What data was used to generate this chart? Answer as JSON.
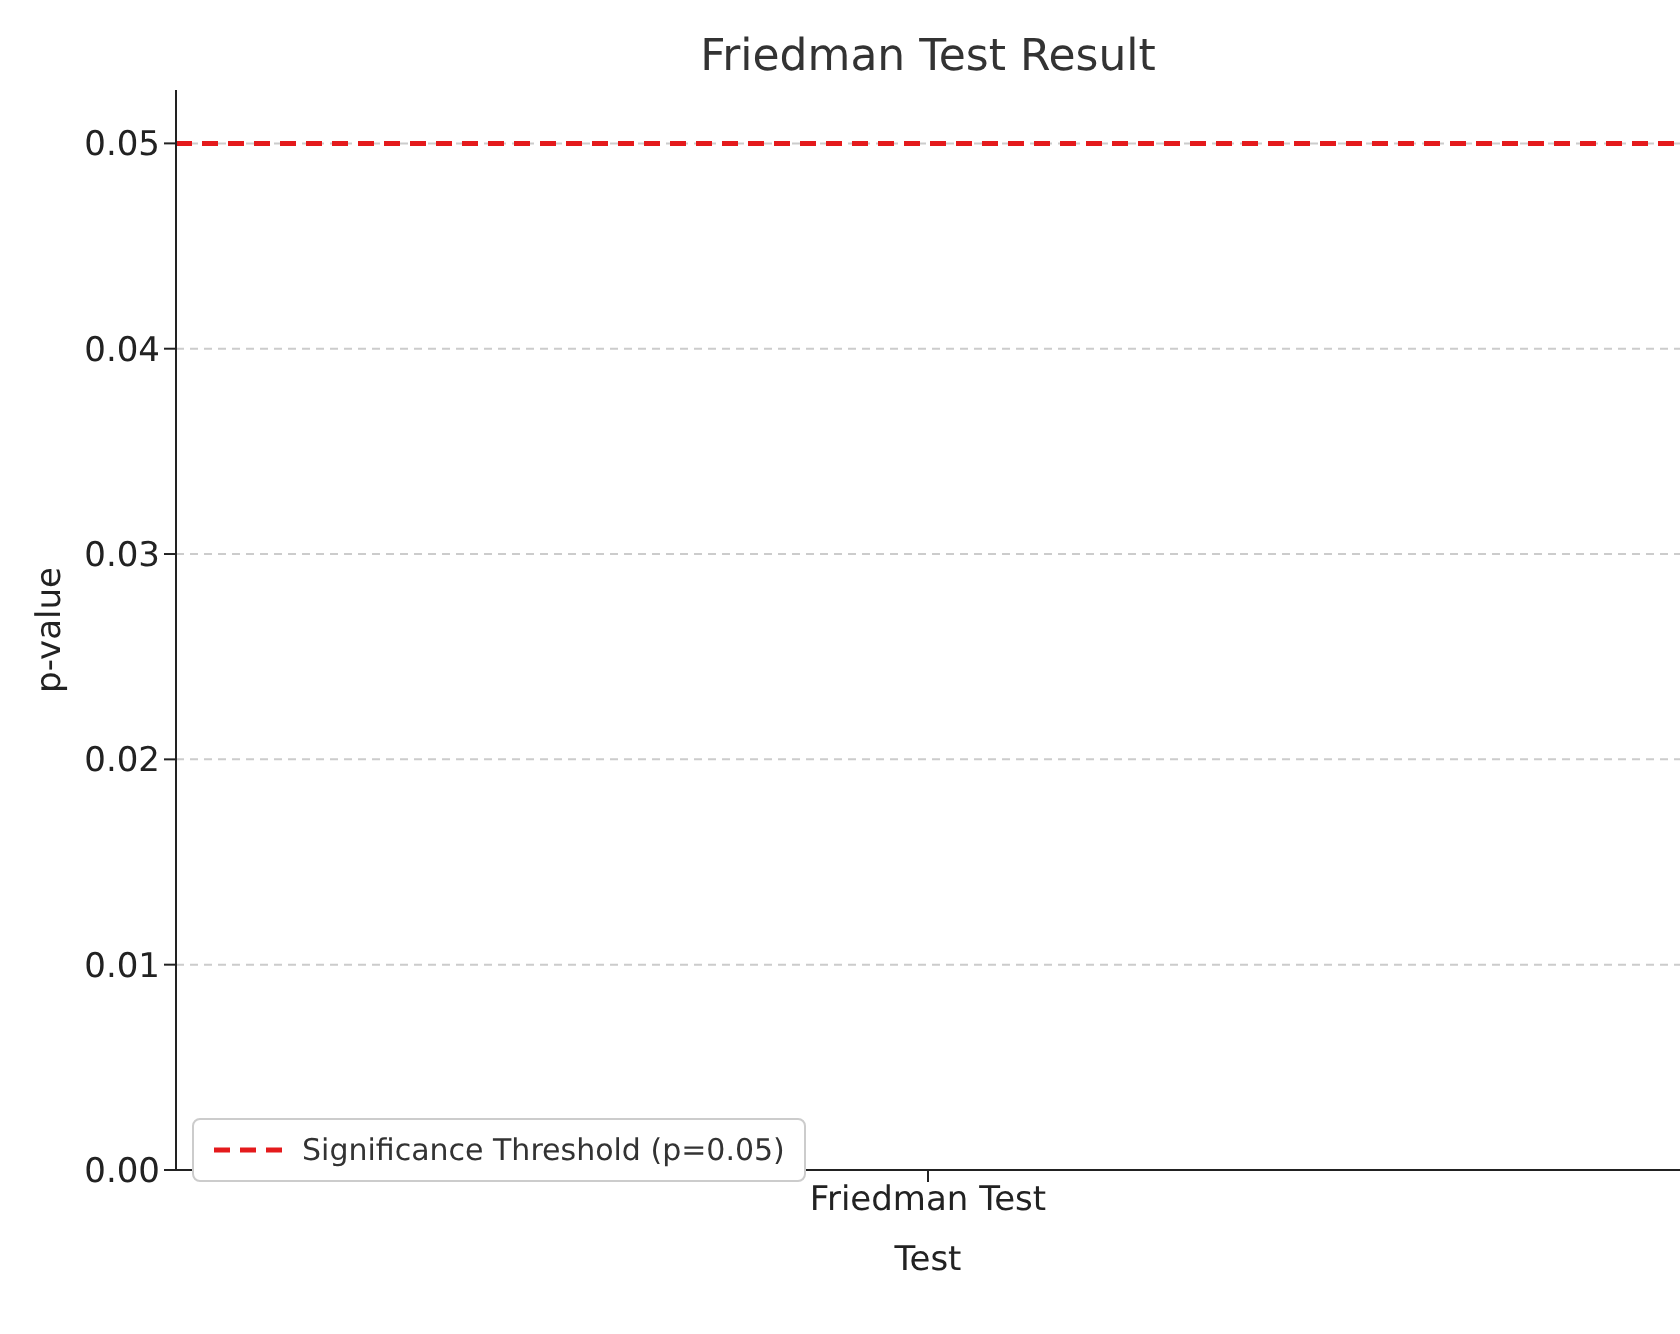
{
  "chart_data": {
    "type": "bar",
    "title": "Friedman Test Result",
    "xlabel": "Test",
    "ylabel": "p-value",
    "categories": [
      "Friedman Test"
    ],
    "values": [
      0
    ],
    "ylim": [
      0,
      0.0526
    ],
    "yticks": [
      {
        "value": 0,
        "label": "0.00"
      },
      {
        "value": 0.01,
        "label": "0.01"
      },
      {
        "value": 0.02,
        "label": "0.02"
      },
      {
        "value": 0.03,
        "label": "0.03"
      },
      {
        "value": 0.04,
        "label": "0.04"
      },
      {
        "value": 0.05,
        "label": "0.05"
      }
    ],
    "grid": "y",
    "ref_lines": [
      {
        "axis": "y",
        "value": 0.05,
        "label": "Significance Threshold (p=0.05)",
        "color": "#e41a1c",
        "line_style": "dashed"
      }
    ],
    "legend": "bottom left"
  }
}
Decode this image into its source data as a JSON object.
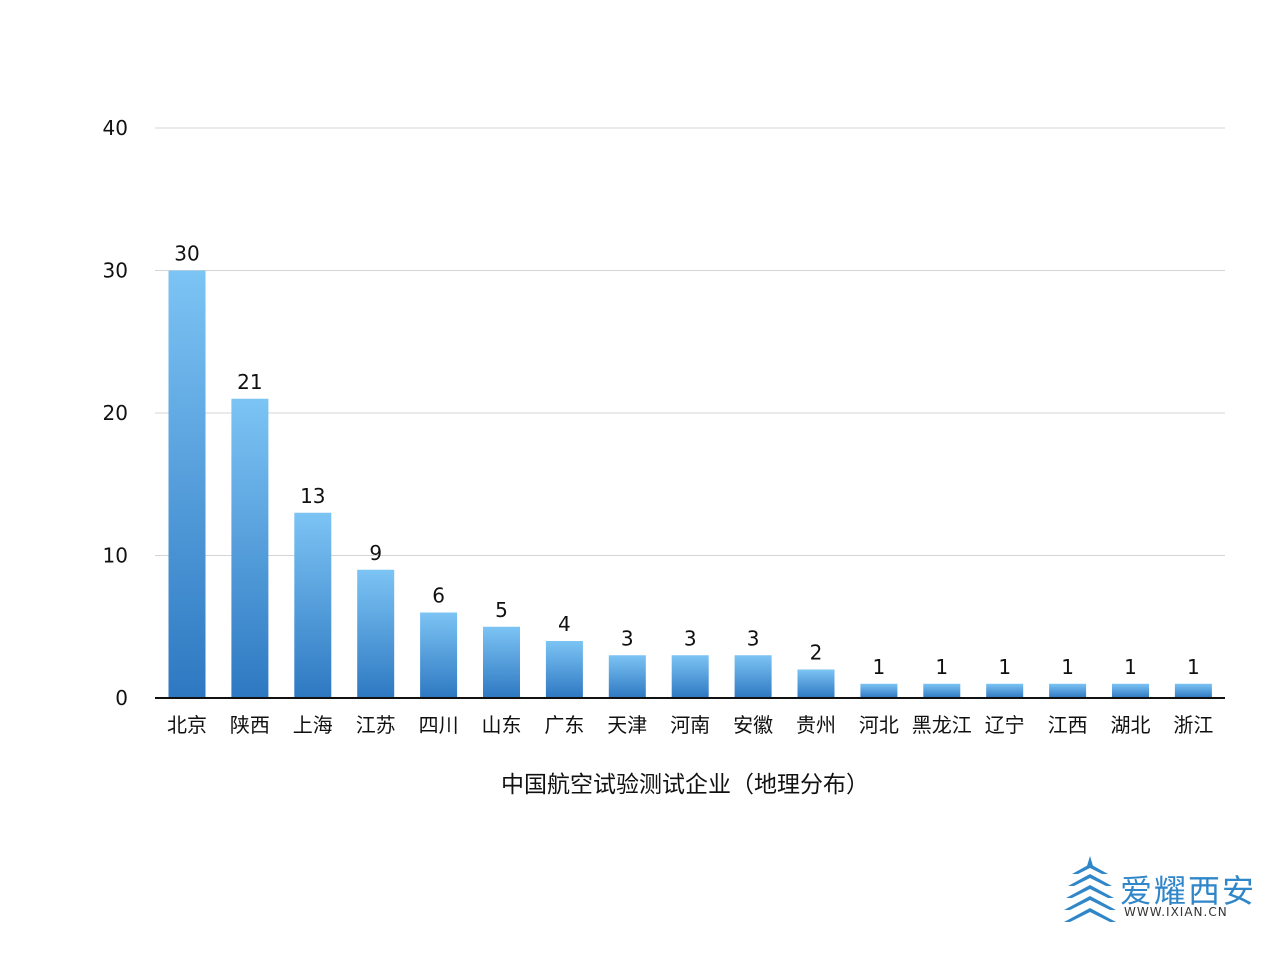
{
  "chart_data": {
    "type": "bar",
    "categories": [
      "北京",
      "陕西",
      "上海",
      "江苏",
      "四川",
      "山东",
      "广东",
      "天津",
      "河南",
      "安徽",
      "贵州",
      "河北",
      "黑龙江",
      "辽宁",
      "江西",
      "湖北",
      "浙江"
    ],
    "values": [
      30,
      21,
      13,
      9,
      6,
      5,
      4,
      3,
      3,
      3,
      2,
      1,
      1,
      1,
      1,
      1,
      1
    ],
    "title": "",
    "xlabel": "中国航空试验测试企业（地理分布）",
    "ylabel": "",
    "ylim": [
      0,
      40
    ],
    "yticks": [
      0,
      10,
      20,
      30,
      40
    ],
    "grid": true,
    "legend": "none",
    "colors": {
      "bar_top": "#7cc4f4",
      "bar_bottom": "#2e78c2"
    }
  },
  "watermark": {
    "text": "爱耀西安",
    "url": "WWW.IXIAN.CN",
    "icon": "tower-logo-icon",
    "color": "#2f86c9"
  }
}
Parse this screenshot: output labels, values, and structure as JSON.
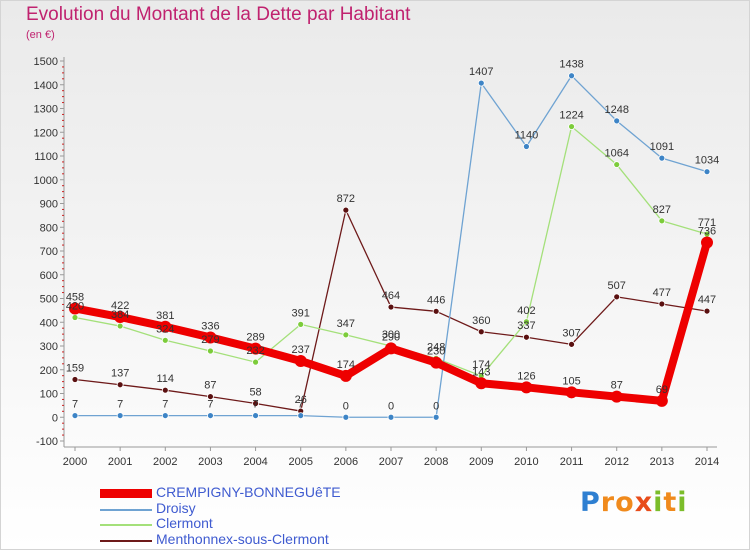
{
  "title": "Evolution du Montant de la Dette par Habitant",
  "subtitle": "(en €)",
  "brand": {
    "letters": [
      {
        "ch": "P",
        "color": "#2e7fd1"
      },
      {
        "ch": "r",
        "color": "#f08a1c"
      },
      {
        "ch": "o",
        "color": "#f08a1c"
      },
      {
        "ch": "x",
        "color": "#e84c1a"
      },
      {
        "ch": "i",
        "color": "#7bbd2a"
      },
      {
        "ch": "t",
        "color": "#f08a1c"
      },
      {
        "ch": "i",
        "color": "#7bbd2a"
      }
    ]
  },
  "chart_data": {
    "type": "line",
    "title": "Evolution du Montant de la Dette par Habitant",
    "ylabel": "(en €)",
    "xlabel": "",
    "x": [
      "2000",
      "2001",
      "2002",
      "2003",
      "2004",
      "2005",
      "2006",
      "2007",
      "2008",
      "2009",
      "2010",
      "2011",
      "2012",
      "2013",
      "2014"
    ],
    "ylim": [
      -100,
      1500
    ],
    "yticks": [
      -100,
      0,
      100,
      200,
      300,
      400,
      500,
      600,
      700,
      800,
      900,
      1000,
      1100,
      1200,
      1300,
      1400,
      1500
    ],
    "grid": false,
    "legend_position": "bottom-left",
    "series": [
      {
        "name": "Menthonnex-sous-Clermont",
        "color": "#6e1a1a",
        "marker": "#5a1010",
        "width": 1.3,
        "radius": 3,
        "values": [
          159,
          137,
          114,
          87,
          58,
          26,
          872,
          464,
          446,
          360,
          337,
          307,
          507,
          477,
          447
        ]
      },
      {
        "name": "Clermont",
        "color": "#a4e07a",
        "marker": "#7ccc3a",
        "width": 1.3,
        "radius": 3,
        "values": [
          420,
          384,
          324,
          279,
          232,
          391,
          347,
          300,
          248,
          174,
          402,
          1224,
          1064,
          827,
          771
        ]
      },
      {
        "name": "Droisy",
        "color": "#6fa3d2",
        "marker": "#3d84c6",
        "width": 1.3,
        "radius": 3,
        "values": [
          7,
          7,
          7,
          7,
          7,
          7,
          0,
          0,
          0,
          1407,
          1140,
          1438,
          1248,
          1091,
          1034
        ]
      },
      {
        "name": "CREMPIGNY-BONNEGUêTE",
        "color": "#ee0000",
        "marker": "#ee0000",
        "width": 8,
        "radius": 6,
        "values": [
          458,
          422,
          381,
          336,
          289,
          237,
          174,
          290,
          230,
          143,
          126,
          105,
          87,
          69,
          736
        ]
      }
    ]
  }
}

▶ What the task asks
Repeat the material above verbatim. Leave the pictures behind.

▶ Result of the task
What data was used to generate this chart? Answer as JSON.
{
  "chart_data": {
    "type": "bar",
    "title": "Friedman Test Result",
    "xlabel": "Test",
    "ylabel": "p-value",
    "categories": [
      "Friedman Test"
    ],
    "values": [
      0
    ],
    "ylim": [
      0,
      0.0526
    ],
    "yticks": [
      {
        "value": 0,
        "label": "0.00"
      },
      {
        "value": 0.01,
        "label": "0.01"
      },
      {
        "value": 0.02,
        "label": "0.02"
      },
      {
        "value": 0.03,
        "label": "0.03"
      },
      {
        "value": 0.04,
        "label": "0.04"
      },
      {
        "value": 0.05,
        "label": "0.05"
      }
    ],
    "grid": "y",
    "ref_lines": [
      {
        "axis": "y",
        "value": 0.05,
        "label": "Significance Threshold (p=0.05)",
        "color": "#e41a1c",
        "line_style": "dashed"
      }
    ],
    "legend": "bottom left"
  }
}
Decode this image into its source data as a JSON object.
{
  "chart_data": {
    "type": "bar",
    "categories": [
      "北京",
      "陕西",
      "上海",
      "江苏",
      "四川",
      "山东",
      "广东",
      "天津",
      "河南",
      "安徽",
      "贵州",
      "河北",
      "黑龙江",
      "辽宁",
      "江西",
      "湖北",
      "浙江"
    ],
    "values": [
      30,
      21,
      13,
      9,
      6,
      5,
      4,
      3,
      3,
      3,
      2,
      1,
      1,
      1,
      1,
      1,
      1
    ],
    "title": "",
    "xlabel": "中国航空试验测试企业（地理分布）",
    "ylabel": "",
    "ylim": [
      0,
      40
    ],
    "yticks": [
      0,
      10,
      20,
      30,
      40
    ],
    "grid": true,
    "legend": "none",
    "colors": {
      "bar_top": "#7cc4f4",
      "bar_bottom": "#2e78c2"
    }
  },
  "watermark": {
    "text": "爱耀西安",
    "url": "WWW.IXIAN.CN",
    "icon": "tower-logo-icon",
    "color": "#2f86c9"
  }
}
Parse this screenshot: output labels, values, and structure as JSON.
{
  "title": "Evolution du Montant de la Dette par Habitant",
  "subtitle": "(en €)",
  "brand": {
    "letters": [
      {
        "ch": "P",
        "color": "#2e7fd1"
      },
      {
        "ch": "r",
        "color": "#f08a1c"
      },
      {
        "ch": "o",
        "color": "#f08a1c"
      },
      {
        "ch": "x",
        "color": "#e84c1a"
      },
      {
        "ch": "i",
        "color": "#7bbd2a"
      },
      {
        "ch": "t",
        "color": "#f08a1c"
      },
      {
        "ch": "i",
        "color": "#7bbd2a"
      }
    ]
  },
  "chart_data": {
    "type": "line",
    "title": "Evolution du Montant de la Dette par Habitant",
    "ylabel": "(en €)",
    "xlabel": "",
    "x": [
      "2000",
      "2001",
      "2002",
      "2003",
      "2004",
      "2005",
      "2006",
      "2007",
      "2008",
      "2009",
      "2010",
      "2011",
      "2012",
      "2013",
      "2014"
    ],
    "ylim": [
      -100,
      1500
    ],
    "yticks": [
      -100,
      0,
      100,
      200,
      300,
      400,
      500,
      600,
      700,
      800,
      900,
      1000,
      1100,
      1200,
      1300,
      1400,
      1500
    ],
    "grid": false,
    "legend_position": "bottom-left",
    "series": [
      {
        "name": "Menthonnex-sous-Clermont",
        "color": "#6e1a1a",
        "marker": "#5a1010",
        "width": 1.3,
        "radius": 3,
        "values": [
          159,
          137,
          114,
          87,
          58,
          26,
          872,
          464,
          446,
          360,
          337,
          307,
          507,
          477,
          447
        ]
      },
      {
        "name": "Clermont",
        "color": "#a4e07a",
        "marker": "#7ccc3a",
        "width": 1.3,
        "radius": 3,
        "values": [
          420,
          384,
          324,
          279,
          232,
          391,
          347,
          300,
          248,
          174,
          402,
          1224,
          1064,
          827,
          771
        ]
      },
      {
        "name": "Droisy",
        "color": "#6fa3d2",
        "marker": "#3d84c6",
        "width": 1.3,
        "radius": 3,
        "values": [
          7,
          7,
          7,
          7,
          7,
          7,
          0,
          0,
          0,
          1407,
          1140,
          1438,
          1248,
          1091,
          1034
        ]
      },
      {
        "name": "CREMPIGNY-BONNEGUêTE",
        "color": "#ee0000",
        "marker": "#ee0000",
        "width": 8,
        "radius": 6,
        "values": [
          458,
          422,
          381,
          336,
          289,
          237,
          174,
          290,
          230,
          143,
          126,
          105,
          87,
          69,
          736
        ]
      }
    ]
  }
}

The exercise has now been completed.